TRY IT
When the data below is printed, every line must match exactly and the images must be absent.

DATASET
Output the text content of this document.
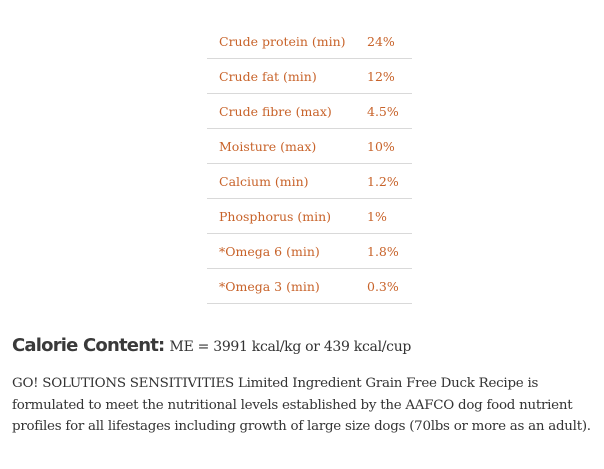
Crude protein (min)	24%
Crude fat (min)	12%
Crude fibre (max)	4.5%
Moisture (max)	10%
Calcium (min)	1.2%
Phosphorus (min)	1%
*Omega 6 (min)	1.8%
*Omega 3 (min)	0.3%
Calorie Content: ME = 3991 kcal/kg or 439 kcal/cup

GO! SOLUTIONS SENSITIVITIES Limited Ingredient Grain Free Duck Recipe is formulated to meet the nutritional levels established by the AAFCO dog food nutrient profiles for all lifestages including growth of large size dogs (70lbs or more as an adult).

TASK SOLUTION
Output the text content of this document.
Crude protein (min)	24%
Crude fat (min)	12%
Crude fibre (max)	4.5%
Moisture (max)	10%
Calcium (min)	1.2%
Phosphorus (min)	1%
*Omega 6 (min)	1.8%
*Omega 3 (min)	0.3%
Calorie Content: ME = 3991 kcal/kg or 439 kcal/cup

GO! SOLUTIONS SENSITIVITIES Limited Ingredient Grain Free Duck Recipe is formulated to meet the nutritional levels established by the AAFCO dog food nutrient profiles for all lifestages including growth of large size dogs (70lbs or more as an adult).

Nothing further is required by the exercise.